AIM >> Read the lines below. Copy out any that hold the string "said".

RECORDS TO USE >>
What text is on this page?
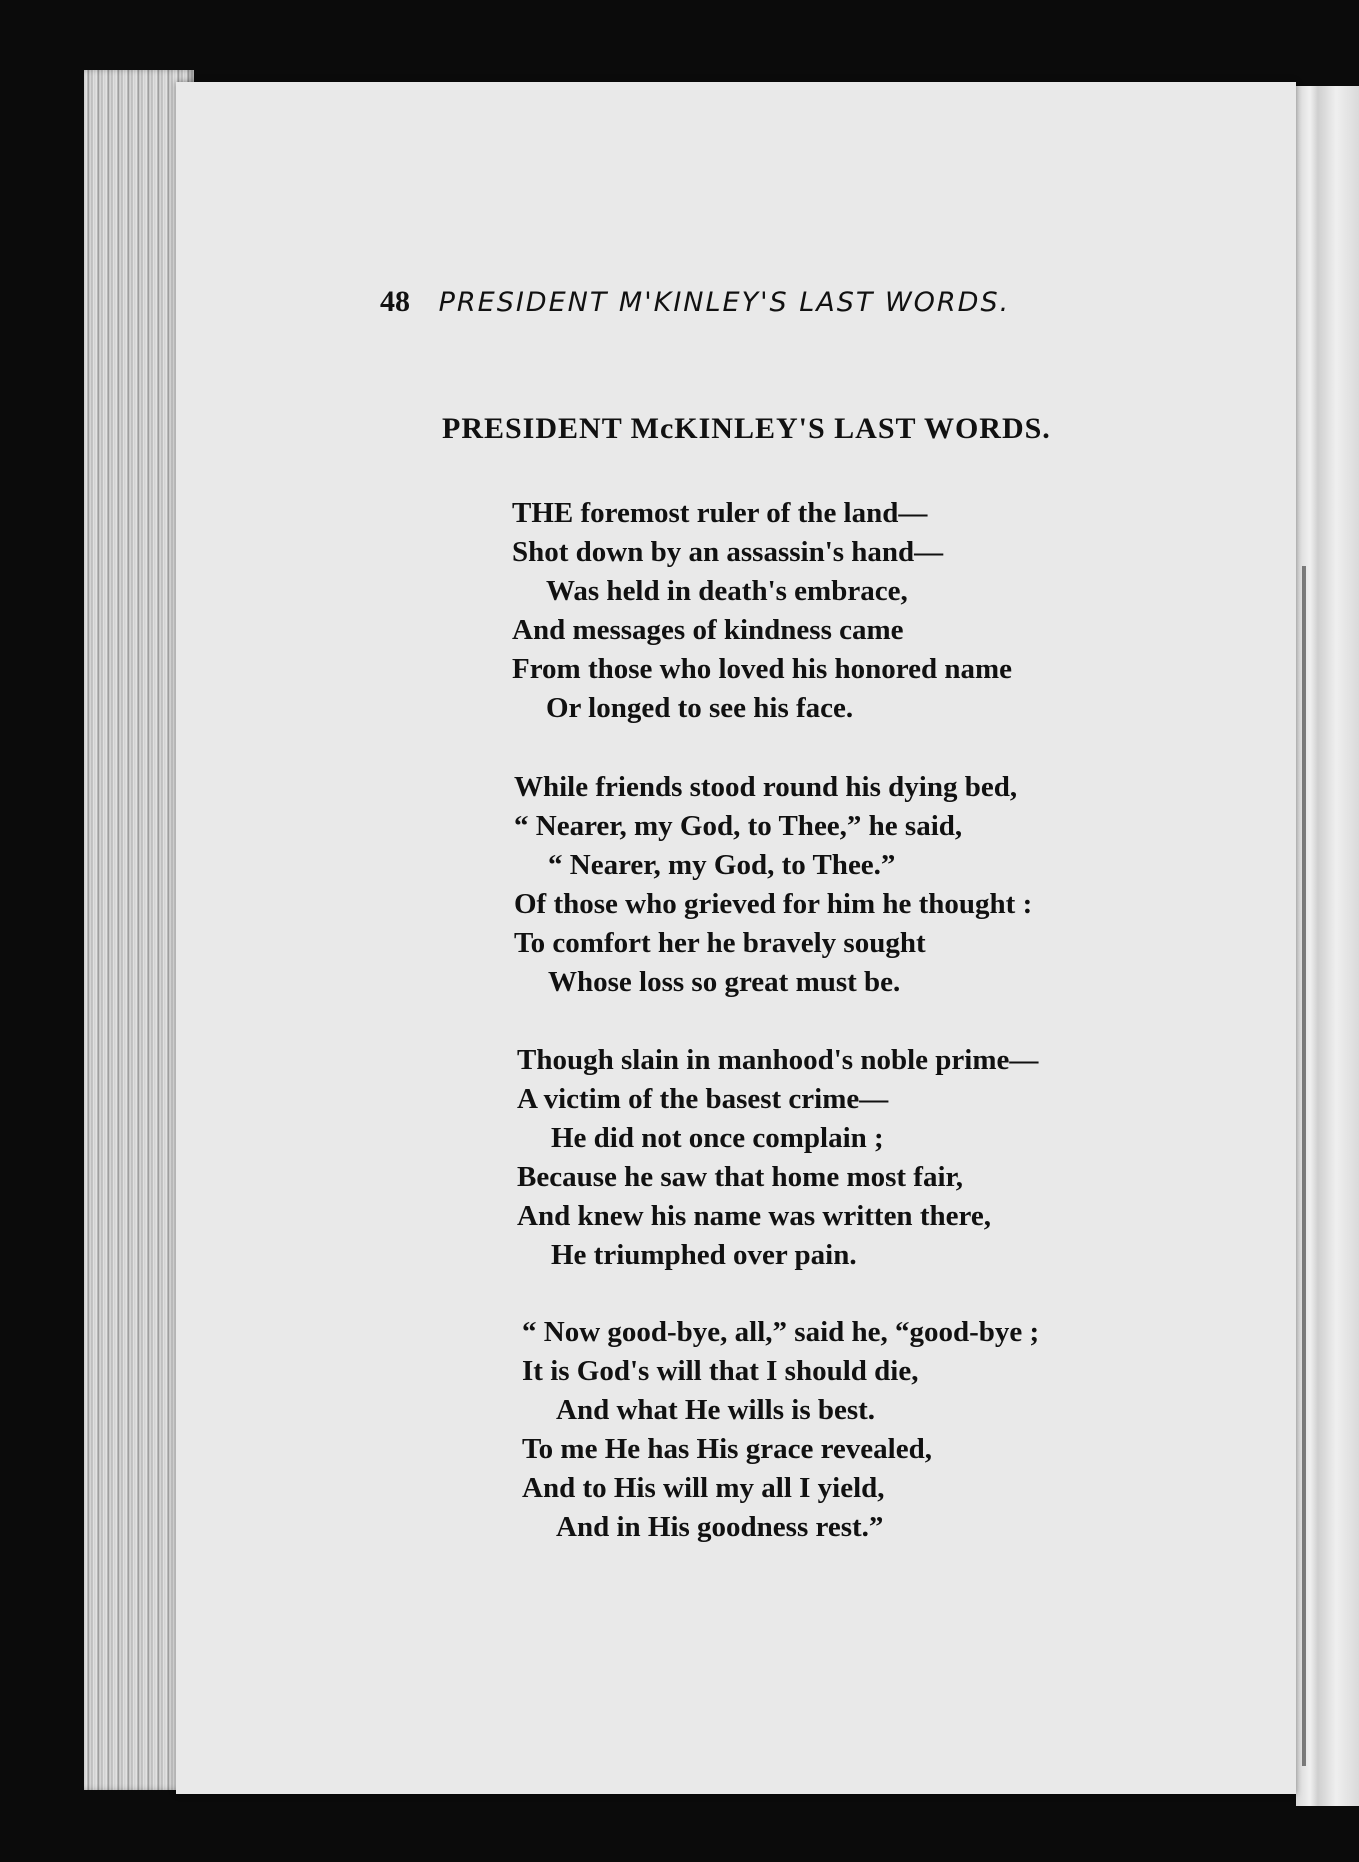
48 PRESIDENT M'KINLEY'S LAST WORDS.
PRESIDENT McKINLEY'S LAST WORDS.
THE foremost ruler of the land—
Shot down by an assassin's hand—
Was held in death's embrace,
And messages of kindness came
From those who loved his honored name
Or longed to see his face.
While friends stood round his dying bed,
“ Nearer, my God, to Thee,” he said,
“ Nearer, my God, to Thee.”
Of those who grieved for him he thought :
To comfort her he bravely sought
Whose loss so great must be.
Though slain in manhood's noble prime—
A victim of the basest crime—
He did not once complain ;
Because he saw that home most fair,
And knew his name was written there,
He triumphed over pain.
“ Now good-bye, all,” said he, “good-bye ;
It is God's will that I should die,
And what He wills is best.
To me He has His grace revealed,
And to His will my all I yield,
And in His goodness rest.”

* * *

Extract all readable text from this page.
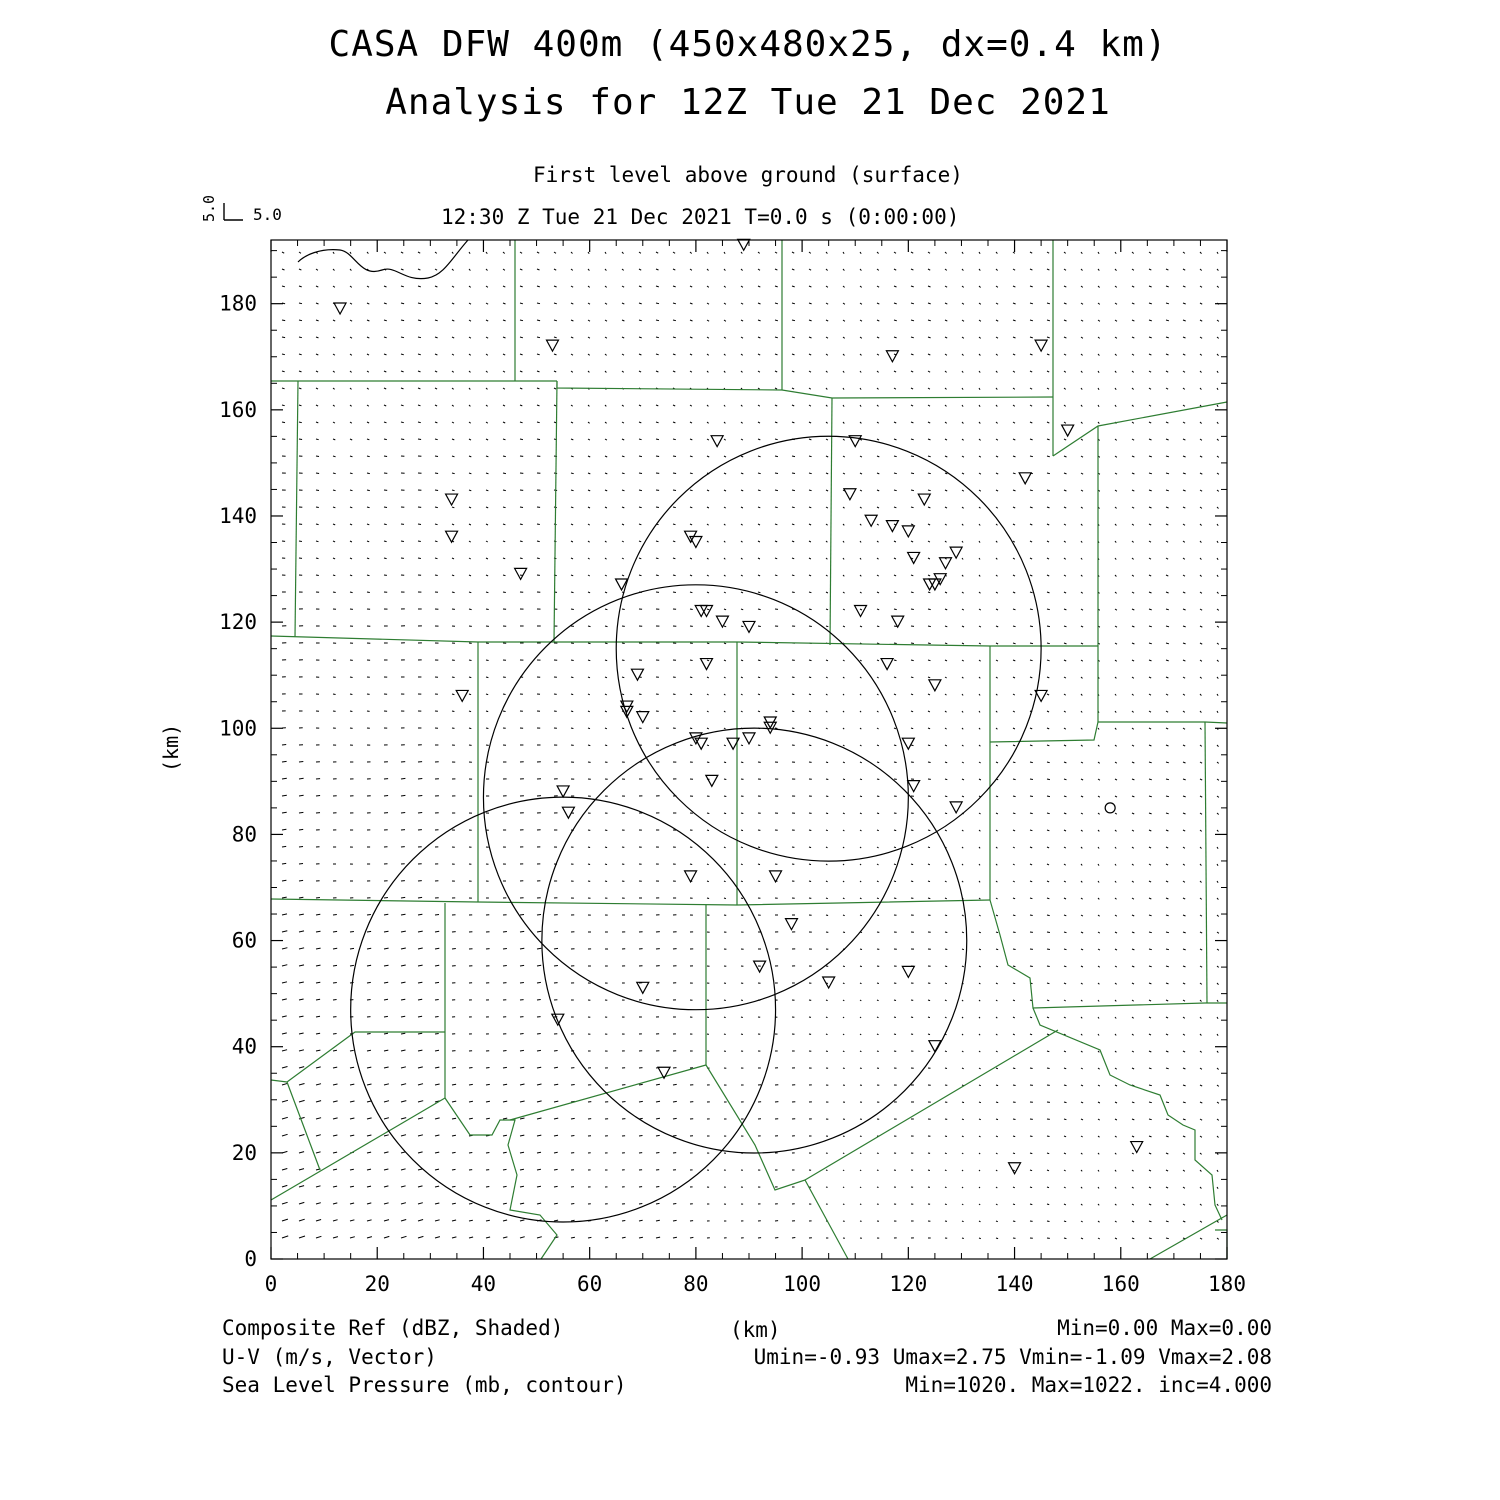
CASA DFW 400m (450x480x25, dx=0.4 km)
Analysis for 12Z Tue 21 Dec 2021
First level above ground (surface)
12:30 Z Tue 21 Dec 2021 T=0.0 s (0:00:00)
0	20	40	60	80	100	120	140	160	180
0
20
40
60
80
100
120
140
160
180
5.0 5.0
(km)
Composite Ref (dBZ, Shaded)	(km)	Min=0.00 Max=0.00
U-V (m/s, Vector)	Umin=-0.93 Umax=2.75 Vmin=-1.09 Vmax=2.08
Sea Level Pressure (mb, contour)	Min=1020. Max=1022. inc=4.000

WORKED ANSWER >>
“ Nearer, my God, to Thee,” he said,
“ Now good-bye, all,” said he, “good-bye ;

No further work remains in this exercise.